>> start

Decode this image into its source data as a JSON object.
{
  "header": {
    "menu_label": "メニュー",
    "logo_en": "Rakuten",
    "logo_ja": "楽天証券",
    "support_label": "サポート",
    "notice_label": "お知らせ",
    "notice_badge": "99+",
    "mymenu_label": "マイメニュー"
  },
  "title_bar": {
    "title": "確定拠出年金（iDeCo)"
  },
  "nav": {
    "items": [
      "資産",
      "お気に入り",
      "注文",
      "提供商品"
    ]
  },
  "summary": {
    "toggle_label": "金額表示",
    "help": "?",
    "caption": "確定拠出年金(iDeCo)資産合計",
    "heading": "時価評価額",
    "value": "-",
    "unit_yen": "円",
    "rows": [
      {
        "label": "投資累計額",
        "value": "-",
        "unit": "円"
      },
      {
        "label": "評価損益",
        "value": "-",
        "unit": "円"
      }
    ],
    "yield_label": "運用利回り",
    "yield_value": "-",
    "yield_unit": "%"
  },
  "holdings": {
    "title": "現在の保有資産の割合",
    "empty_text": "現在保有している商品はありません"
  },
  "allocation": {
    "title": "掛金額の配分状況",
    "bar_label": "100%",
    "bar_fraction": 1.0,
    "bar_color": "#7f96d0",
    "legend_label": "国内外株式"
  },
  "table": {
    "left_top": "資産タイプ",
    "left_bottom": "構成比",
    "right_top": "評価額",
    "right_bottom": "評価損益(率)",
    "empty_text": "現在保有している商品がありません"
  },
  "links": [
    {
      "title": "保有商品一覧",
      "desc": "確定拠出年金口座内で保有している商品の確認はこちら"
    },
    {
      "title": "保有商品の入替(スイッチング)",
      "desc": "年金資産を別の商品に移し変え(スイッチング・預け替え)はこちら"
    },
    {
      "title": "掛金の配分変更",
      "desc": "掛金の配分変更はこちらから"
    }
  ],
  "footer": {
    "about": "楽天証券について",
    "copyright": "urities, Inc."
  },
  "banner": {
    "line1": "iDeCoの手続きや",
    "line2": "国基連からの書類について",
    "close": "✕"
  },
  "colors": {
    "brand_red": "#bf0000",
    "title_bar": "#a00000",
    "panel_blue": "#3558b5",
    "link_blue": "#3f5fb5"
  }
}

>> end

- AIM
Copy out the whole listing exactly; please set it all down.

- COMPLETED TASK
Decode this image into its source data as a JSON object.
{
  "header": {
    "menu_label": "メニュー",
    "logo_en": "Rakuten",
    "logo_ja": "楽天証券",
    "support_label": "サポート",
    "notice_label": "お知らせ",
    "notice_badge": "99+",
    "mymenu_label": "マイメニュー"
  },
  "title_bar": {
    "title": "確定拠出年金（iDeCo)"
  },
  "nav": {
    "items": [
      "資産",
      "お気に入り",
      "注文",
      "提供商品"
    ]
  },
  "summary": {
    "toggle_label": "金額表示",
    "help": "?",
    "caption": "確定拠出年金(iDeCo)資産合計",
    "heading": "時価評価額",
    "value": "-",
    "unit_yen": "円",
    "rows": [
      {
        "label": "投資累計額",
        "value": "-",
        "unit": "円"
      },
      {
        "label": "評価損益",
        "value": "-",
        "unit": "円"
      }
    ],
    "yield_label": "運用利回り",
    "yield_value": "-",
    "yield_unit": "%"
  },
  "holdings": {
    "title": "現在の保有資産の割合",
    "empty_text": "現在保有している商品はありません"
  },
  "allocation": {
    "title": "掛金額の配分状況",
    "bar_label": "100%",
    "bar_fraction": 1.0,
    "bar_color": "#7f96d0",
    "legend_label": "国内外株式"
  },
  "table": {
    "left_top": "資産タイプ",
    "left_bottom": "構成比",
    "right_top": "評価額",
    "right_bottom": "評価損益(率)",
    "empty_text": "現在保有している商品がありません"
  },
  "links": [
    {
      "title": "保有商品一覧",
      "desc": "確定拠出年金口座内で保有している商品の確認はこちら"
    },
    {
      "title": "保有商品の入替(スイッチング)",
      "desc": "年金資産を別の商品に移し変え(スイッチング・預け替え)はこちら"
    },
    {
      "title": "掛金の配分変更",
      "desc": "掛金の配分変更はこちらから"
    }
  ],
  "footer": {
    "about": "楽天証券について",
    "copyright": "urities, Inc."
  },
  "banner": {
    "line1": "iDeCoの手続きや",
    "line2": "国基連からの書類について",
    "close": "✕"
  },
  "colors": {
    "brand_red": "#bf0000",
    "title_bar": "#a00000",
    "panel_blue": "#3558b5",
    "link_blue": "#3f5fb5"
  }
}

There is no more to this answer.